Which lines run from the line with "What's the underlying" to the end of the entries? Write out exactly those, leaving out the pictures.

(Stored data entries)
※ ※ ※
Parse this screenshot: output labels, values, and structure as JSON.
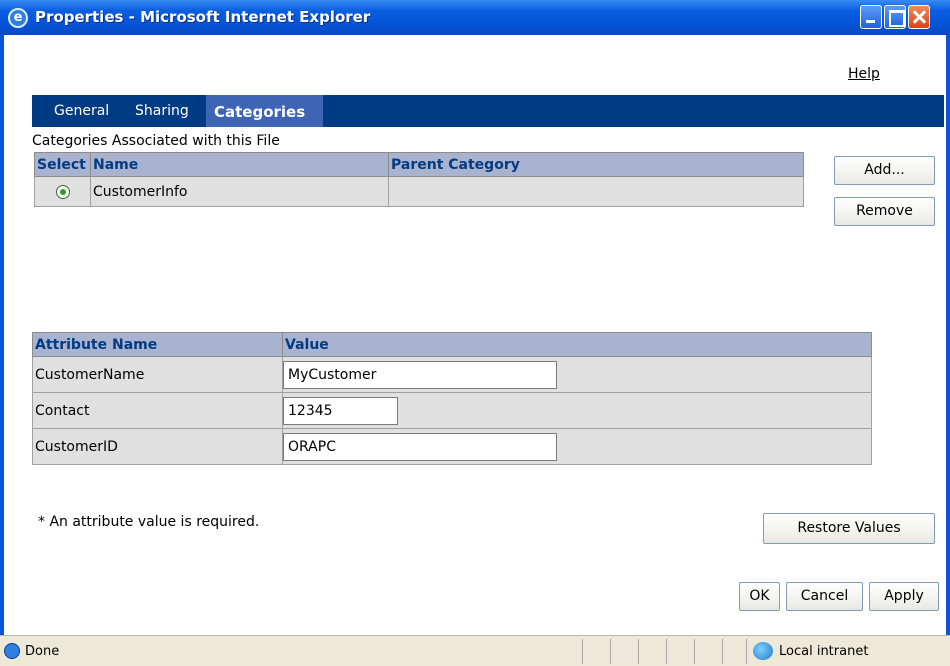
{
  "window": {
    "title": "Properties - Microsoft Internet Explorer"
  },
  "help_label": "Help",
  "tabs": [
    {
      "label": "General",
      "active": false
    },
    {
      "label": "Sharing",
      "active": false
    },
    {
      "label": "Categories",
      "active": true
    }
  ],
  "categories": {
    "caption": "Categories Associated with this File",
    "headers": {
      "select": "Select",
      "name": "Name",
      "parent": "Parent Category"
    },
    "rows": [
      {
        "selected": true,
        "name": "CustomerInfo",
        "parent": ""
      }
    ],
    "add_label": "Add...",
    "remove_label": "Remove"
  },
  "attributes": {
    "headers": {
      "name": "Attribute Name",
      "value": "Value"
    },
    "rows": [
      {
        "name": "CustomerName",
        "value": "MyCustomer"
      },
      {
        "name": "Contact",
        "value": "12345"
      },
      {
        "name": "CustomerID",
        "value": "ORAPC"
      }
    ]
  },
  "required_note": "* An attribute value is required.",
  "buttons": {
    "restore": "Restore Values",
    "ok": "OK",
    "cancel": "Cancel",
    "apply": "Apply"
  },
  "statusbar": {
    "status": "Done",
    "zone": "Local intranet"
  },
  "colors": {
    "tabbar": "#003b83",
    "active_tab": "#3d64b5",
    "table_header": "#a9b3d0",
    "titlebar": "#0a5fdf"
  }
}
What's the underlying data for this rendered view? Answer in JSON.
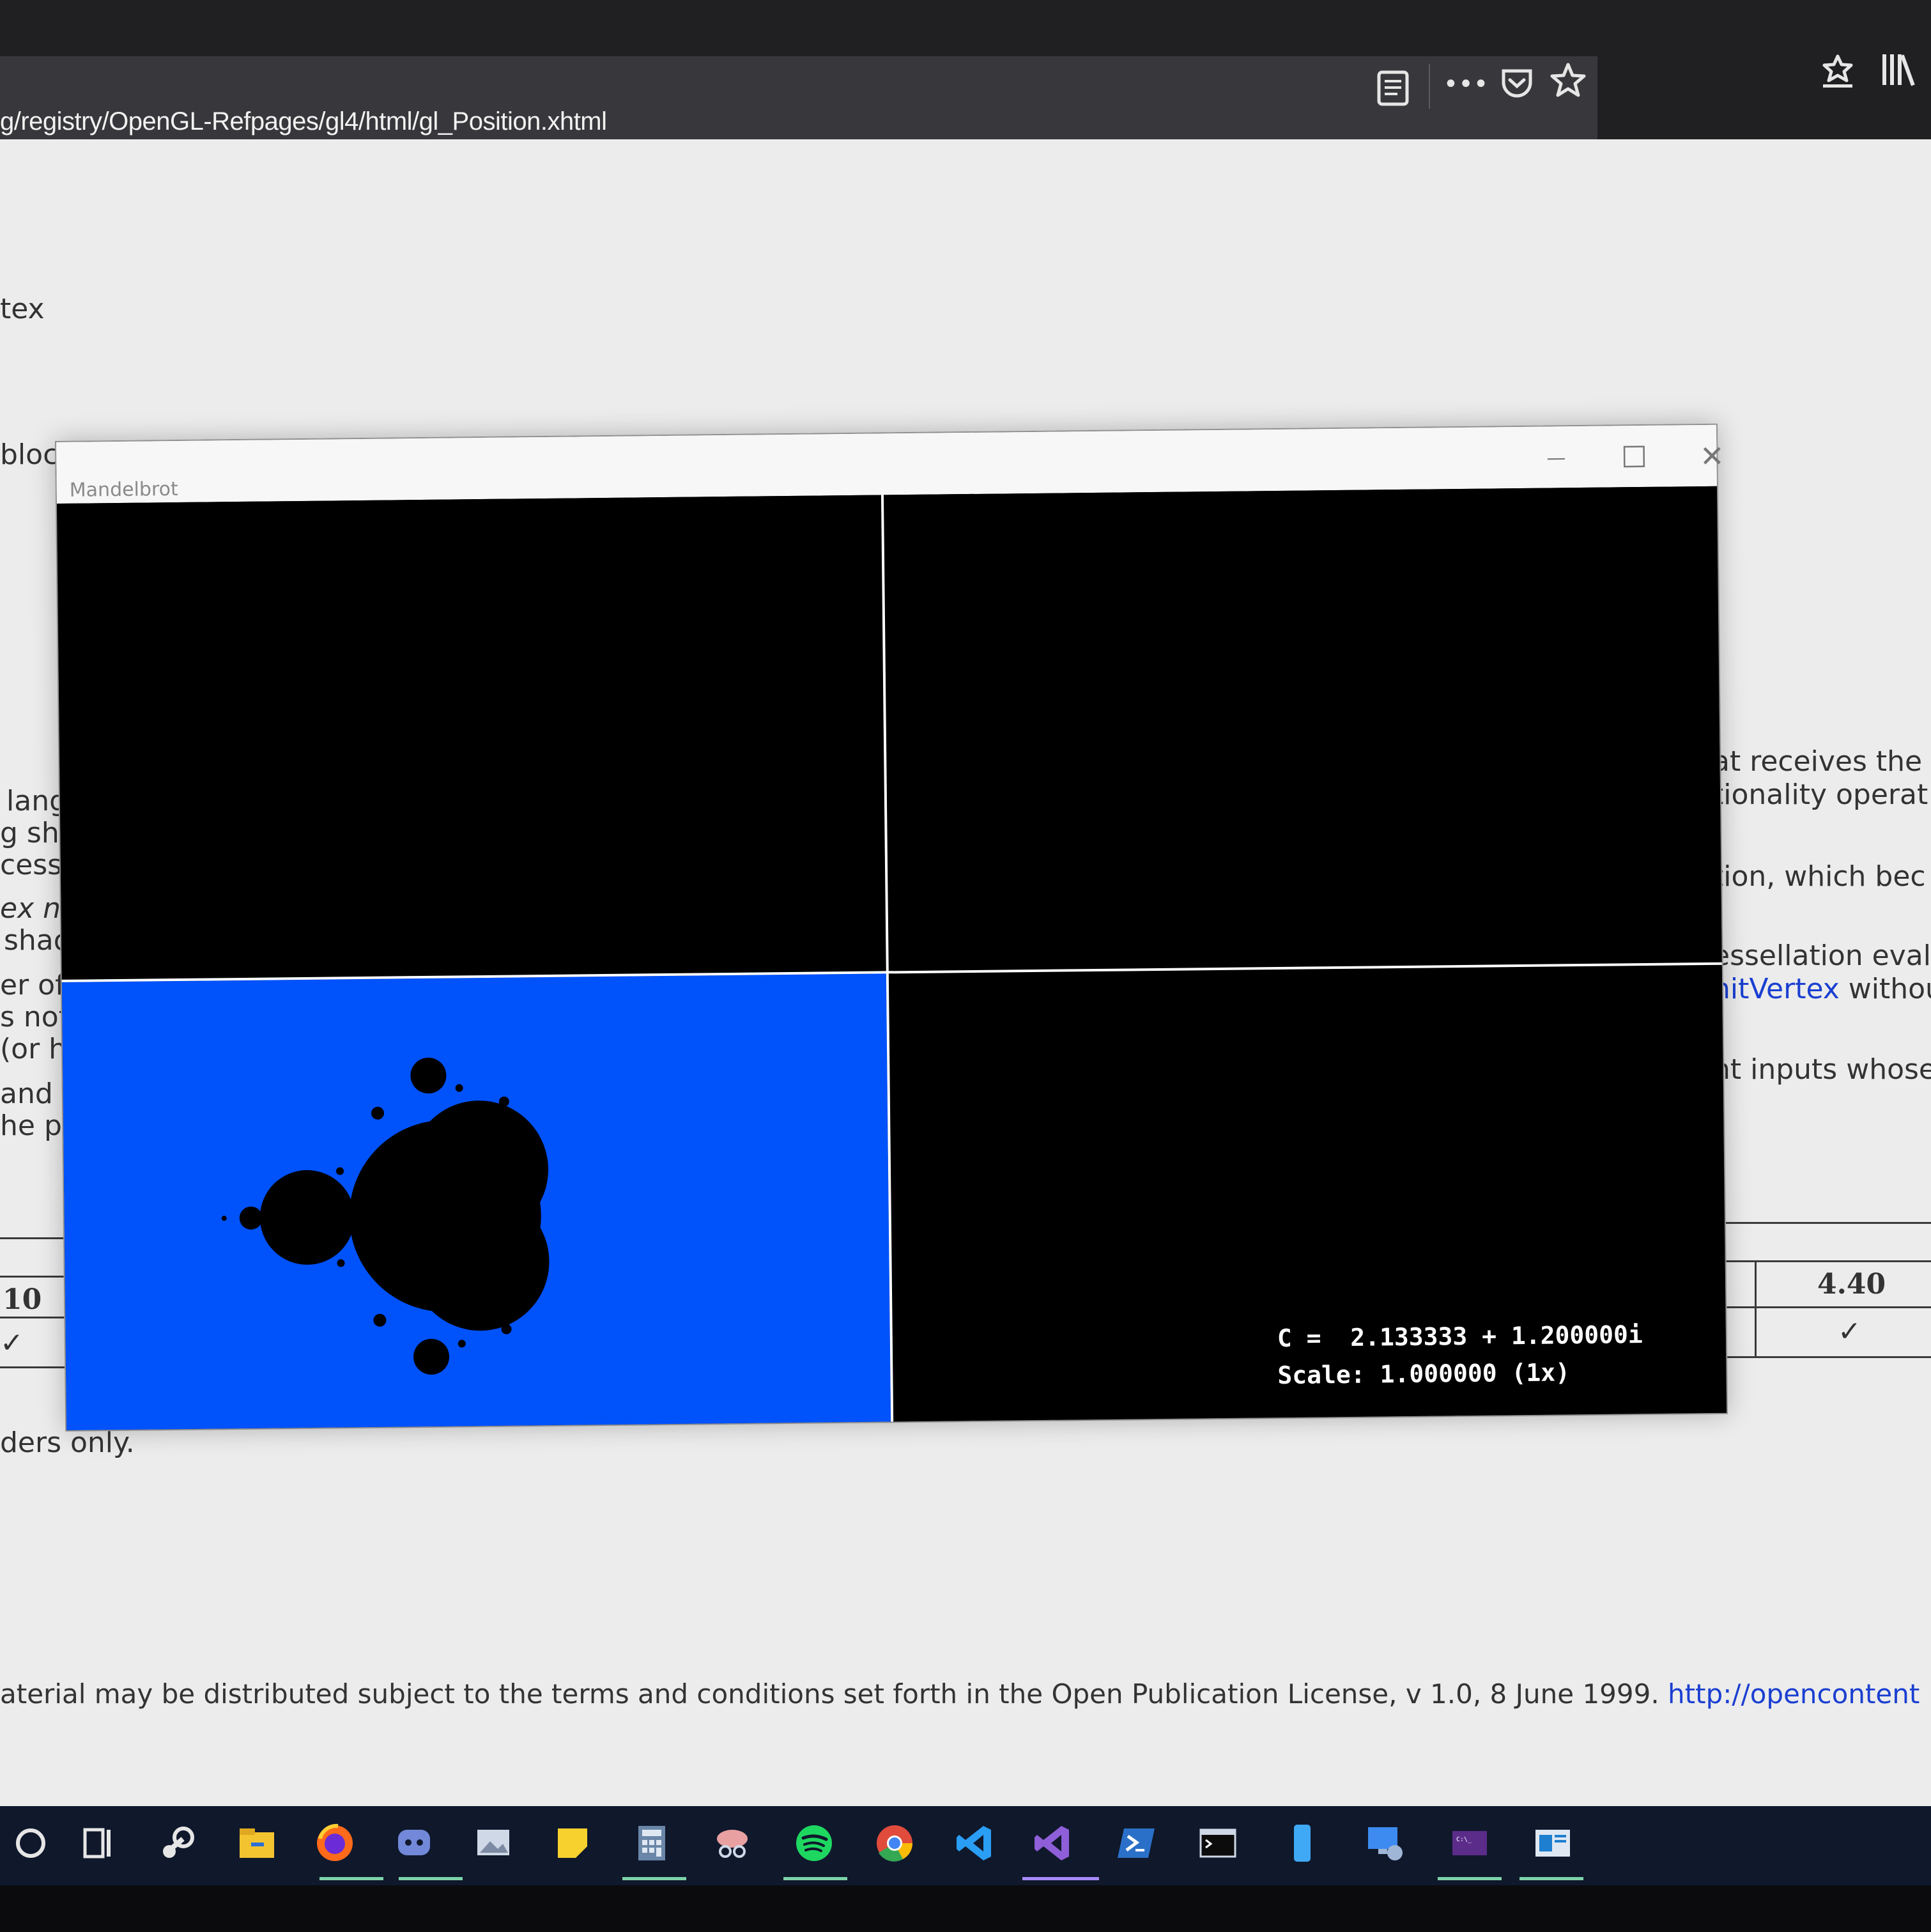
{
  "browser": {
    "url": "g/registry/OpenGL-Refpages/gl4/html/gl_Position.xhtml",
    "icons": [
      "reader-view-icon",
      "more-icon",
      "pocket-icon",
      "bookmark-star-icon",
      "bookmark-manage-icon",
      "library-icon"
    ],
    "more_glyph": "•••"
  },
  "page": {
    "heading_fragment_1": "tex",
    "heading_fragment_2": "block:",
    "left_lines": [
      "langu",
      "g sha",
      "cessir",
      "ex nar",
      "shade",
      "er of th",
      "s not w",
      "(or ha",
      "and ge",
      "he prev"
    ],
    "right_lines": [
      "at receives the",
      "tionality operat",
      "tion, which bec",
      "essellation evalu",
      "nitVertex withou",
      "nt inputs whose"
    ],
    "right_link": "nitVertex",
    "right_link_suffix": " withou",
    "table_left_value": "10",
    "table_left_check": "✓",
    "table_right_value": "4.40",
    "table_right_check": "✓",
    "shaders_note": "ders only.",
    "license_text": "aterial may be distributed subject to the terms and conditions set forth in the Open Publication License, v 1.0, 8 June 1999.",
    "license_link": "http://opencontent"
  },
  "window": {
    "title": "Mandelbrot",
    "minimize_glyph": "—",
    "maximize_glyph": "☐",
    "close_glyph": "✕",
    "colors": {
      "set_background": "#0052fb",
      "set_fill": "#000000",
      "divider": "#ffffff"
    },
    "readout_c": "C =  2.133333 + 1.200000i",
    "readout_scale": "Scale: 1.000000 (1x)"
  },
  "taskbar": {
    "icons": [
      "cortana-icon",
      "task-view-icon",
      "steam-icon",
      "file-explorer-icon",
      "firefox-icon",
      "discord-icon",
      "photos-icon",
      "sticky-notes-icon",
      "calculator-icon",
      "snipping-icon",
      "spotify-icon",
      "chrome-icon",
      "vscode-icon",
      "visual-studio-icon",
      "powershell-icon",
      "terminal-icon",
      "phone-icon",
      "remote-desktop-icon",
      "command-prompt-icon",
      "mandelbrot-app-icon"
    ]
  }
}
※ ※ ※
RESULT OF THIS EXERCISE
What's the underlying data for this rendered view? Answer in JSON.
{
  "browser": {
    "url": "g/registry/OpenGL-Refpages/gl4/html/gl_Position.xhtml",
    "icons": [
      "reader-view-icon",
      "more-icon",
      "pocket-icon",
      "bookmark-star-icon",
      "bookmark-manage-icon",
      "library-icon"
    ],
    "more_glyph": "•••"
  },
  "page": {
    "heading_fragment_1": "tex",
    "heading_fragment_2": "block:",
    "left_lines": [
      "langu",
      "g sha",
      "cessir",
      "ex nar",
      "shade",
      "er of th",
      "s not w",
      "(or ha",
      "and ge",
      "he prev"
    ],
    "right_lines": [
      "at receives the",
      "tionality operat",
      "tion, which bec",
      "essellation evalu",
      "nitVertex withou",
      "nt inputs whose"
    ],
    "right_link": "nitVertex",
    "right_link_suffix": " withou",
    "table_left_value": "10",
    "table_left_check": "✓",
    "table_right_value": "4.40",
    "table_right_check": "✓",
    "shaders_note": "ders only.",
    "license_text": "aterial may be distributed subject to the terms and conditions set forth in the Open Publication License, v 1.0, 8 June 1999.",
    "license_link": "http://opencontent"
  },
  "window": {
    "title": "Mandelbrot",
    "minimize_glyph": "—",
    "maximize_glyph": "☐",
    "close_glyph": "✕",
    "colors": {
      "set_background": "#0052fb",
      "set_fill": "#000000",
      "divider": "#ffffff"
    },
    "readout_c": "C =  2.133333 + 1.200000i",
    "readout_scale": "Scale: 1.000000 (1x)"
  },
  "taskbar": {
    "icons": [
      "cortana-icon",
      "task-view-icon",
      "steam-icon",
      "file-explorer-icon",
      "firefox-icon",
      "discord-icon",
      "photos-icon",
      "sticky-notes-icon",
      "calculator-icon",
      "snipping-icon",
      "spotify-icon",
      "chrome-icon",
      "vscode-icon",
      "visual-studio-icon",
      "powershell-icon",
      "terminal-icon",
      "phone-icon",
      "remote-desktop-icon",
      "command-prompt-icon",
      "mandelbrot-app-icon"
    ]
  }
}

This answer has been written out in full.